WHAT TO WORK ON:
Your task is to repeat the entries exactly. Leave the pictures out.

GIVEN DATA:
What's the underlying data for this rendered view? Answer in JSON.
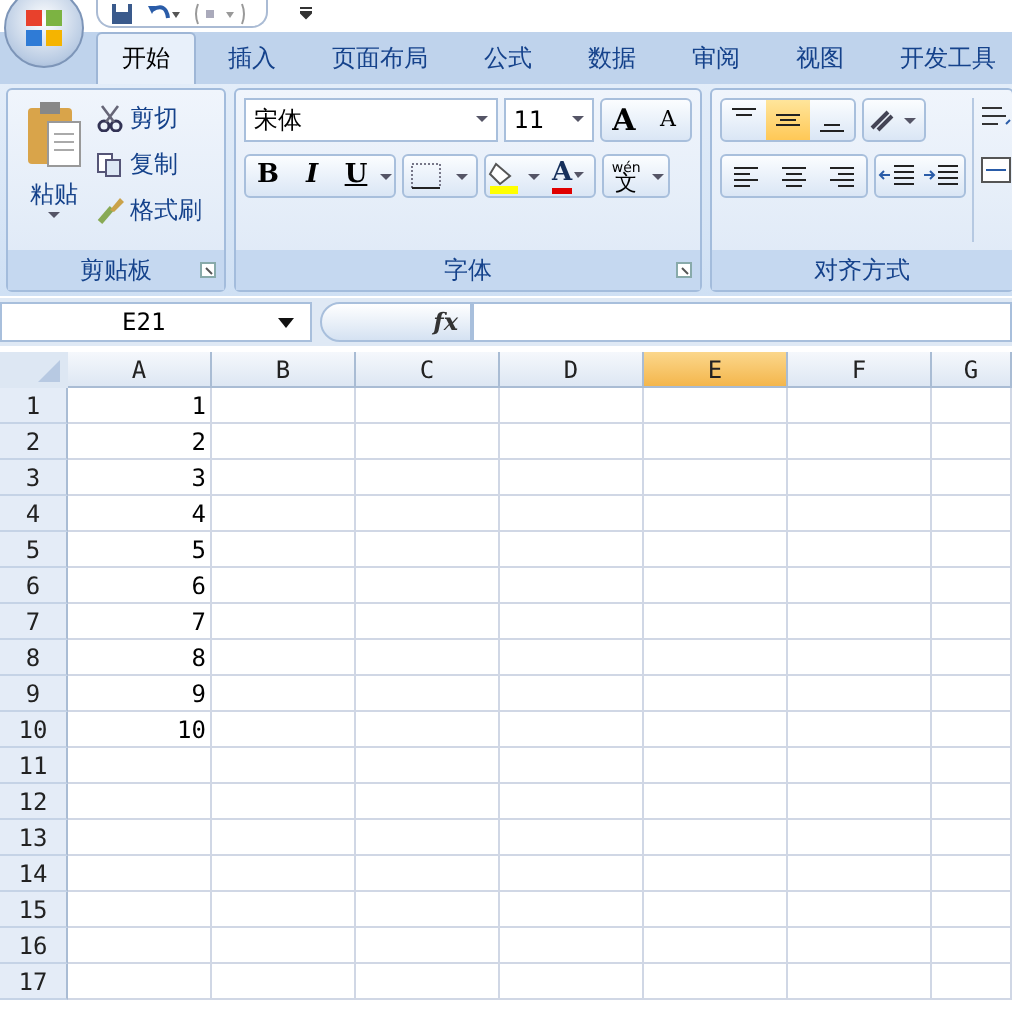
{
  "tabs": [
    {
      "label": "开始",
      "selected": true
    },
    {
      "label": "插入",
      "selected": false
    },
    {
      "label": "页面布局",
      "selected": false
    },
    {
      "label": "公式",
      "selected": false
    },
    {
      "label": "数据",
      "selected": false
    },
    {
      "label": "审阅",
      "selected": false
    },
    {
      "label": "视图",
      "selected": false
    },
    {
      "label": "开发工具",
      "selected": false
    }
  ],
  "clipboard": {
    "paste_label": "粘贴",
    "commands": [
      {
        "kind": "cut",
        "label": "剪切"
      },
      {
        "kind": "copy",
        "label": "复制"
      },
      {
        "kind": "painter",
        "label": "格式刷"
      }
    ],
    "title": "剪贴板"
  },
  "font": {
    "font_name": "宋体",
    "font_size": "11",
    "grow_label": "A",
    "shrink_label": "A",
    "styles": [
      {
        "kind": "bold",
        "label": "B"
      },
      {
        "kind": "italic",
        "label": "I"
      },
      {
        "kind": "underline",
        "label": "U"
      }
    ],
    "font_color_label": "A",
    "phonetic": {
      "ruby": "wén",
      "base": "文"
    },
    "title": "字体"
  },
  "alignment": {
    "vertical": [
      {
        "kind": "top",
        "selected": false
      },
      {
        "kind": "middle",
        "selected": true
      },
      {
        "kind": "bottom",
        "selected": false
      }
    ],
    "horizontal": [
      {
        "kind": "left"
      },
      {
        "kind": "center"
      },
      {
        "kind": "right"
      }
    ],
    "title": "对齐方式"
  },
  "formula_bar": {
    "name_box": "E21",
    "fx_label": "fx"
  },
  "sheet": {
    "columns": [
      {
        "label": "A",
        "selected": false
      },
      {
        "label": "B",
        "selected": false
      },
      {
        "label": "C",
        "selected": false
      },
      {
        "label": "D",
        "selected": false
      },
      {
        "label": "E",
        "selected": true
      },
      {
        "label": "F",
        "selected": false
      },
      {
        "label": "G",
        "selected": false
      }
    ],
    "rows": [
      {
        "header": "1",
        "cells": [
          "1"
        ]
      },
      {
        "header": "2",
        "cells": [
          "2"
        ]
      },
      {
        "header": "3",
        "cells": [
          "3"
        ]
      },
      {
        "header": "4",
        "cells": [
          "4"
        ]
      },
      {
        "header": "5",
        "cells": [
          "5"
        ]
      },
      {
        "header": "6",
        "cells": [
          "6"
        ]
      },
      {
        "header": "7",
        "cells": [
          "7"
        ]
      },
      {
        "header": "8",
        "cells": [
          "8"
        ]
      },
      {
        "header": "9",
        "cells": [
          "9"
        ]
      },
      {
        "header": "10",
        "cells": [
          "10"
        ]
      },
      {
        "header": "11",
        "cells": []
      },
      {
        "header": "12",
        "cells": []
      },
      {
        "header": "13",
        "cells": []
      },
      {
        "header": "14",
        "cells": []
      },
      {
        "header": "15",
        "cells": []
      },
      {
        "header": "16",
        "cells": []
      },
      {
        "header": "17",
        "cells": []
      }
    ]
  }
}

WORKED SOLUTION:
What's the underlying data for this rendered view? Answer in JSON.
{
  "tabs": [
    {
      "label": "开始",
      "selected": true
    },
    {
      "label": "插入",
      "selected": false
    },
    {
      "label": "页面布局",
      "selected": false
    },
    {
      "label": "公式",
      "selected": false
    },
    {
      "label": "数据",
      "selected": false
    },
    {
      "label": "审阅",
      "selected": false
    },
    {
      "label": "视图",
      "selected": false
    },
    {
      "label": "开发工具",
      "selected": false
    }
  ],
  "clipboard": {
    "paste_label": "粘贴",
    "commands": [
      {
        "kind": "cut",
        "label": "剪切"
      },
      {
        "kind": "copy",
        "label": "复制"
      },
      {
        "kind": "painter",
        "label": "格式刷"
      }
    ],
    "title": "剪贴板"
  },
  "font": {
    "font_name": "宋体",
    "font_size": "11",
    "grow_label": "A",
    "shrink_label": "A",
    "styles": [
      {
        "kind": "bold",
        "label": "B"
      },
      {
        "kind": "italic",
        "label": "I"
      },
      {
        "kind": "underline",
        "label": "U"
      }
    ],
    "font_color_label": "A",
    "phonetic": {
      "ruby": "wén",
      "base": "文"
    },
    "title": "字体"
  },
  "alignment": {
    "vertical": [
      {
        "kind": "top",
        "selected": false
      },
      {
        "kind": "middle",
        "selected": true
      },
      {
        "kind": "bottom",
        "selected": false
      }
    ],
    "horizontal": [
      {
        "kind": "left"
      },
      {
        "kind": "center"
      },
      {
        "kind": "right"
      }
    ],
    "title": "对齐方式"
  },
  "formula_bar": {
    "name_box": "E21",
    "fx_label": "fx"
  },
  "sheet": {
    "columns": [
      {
        "label": "A",
        "selected": false
      },
      {
        "label": "B",
        "selected": false
      },
      {
        "label": "C",
        "selected": false
      },
      {
        "label": "D",
        "selected": false
      },
      {
        "label": "E",
        "selected": true
      },
      {
        "label": "F",
        "selected": false
      },
      {
        "label": "G",
        "selected": false
      }
    ],
    "rows": [
      {
        "header": "1",
        "cells": [
          "1"
        ]
      },
      {
        "header": "2",
        "cells": [
          "2"
        ]
      },
      {
        "header": "3",
        "cells": [
          "3"
        ]
      },
      {
        "header": "4",
        "cells": [
          "4"
        ]
      },
      {
        "header": "5",
        "cells": [
          "5"
        ]
      },
      {
        "header": "6",
        "cells": [
          "6"
        ]
      },
      {
        "header": "7",
        "cells": [
          "7"
        ]
      },
      {
        "header": "8",
        "cells": [
          "8"
        ]
      },
      {
        "header": "9",
        "cells": [
          "9"
        ]
      },
      {
        "header": "10",
        "cells": [
          "10"
        ]
      },
      {
        "header": "11",
        "cells": []
      },
      {
        "header": "12",
        "cells": []
      },
      {
        "header": "13",
        "cells": []
      },
      {
        "header": "14",
        "cells": []
      },
      {
        "header": "15",
        "cells": []
      },
      {
        "header": "16",
        "cells": []
      },
      {
        "header": "17",
        "cells": []
      }
    ]
  }
}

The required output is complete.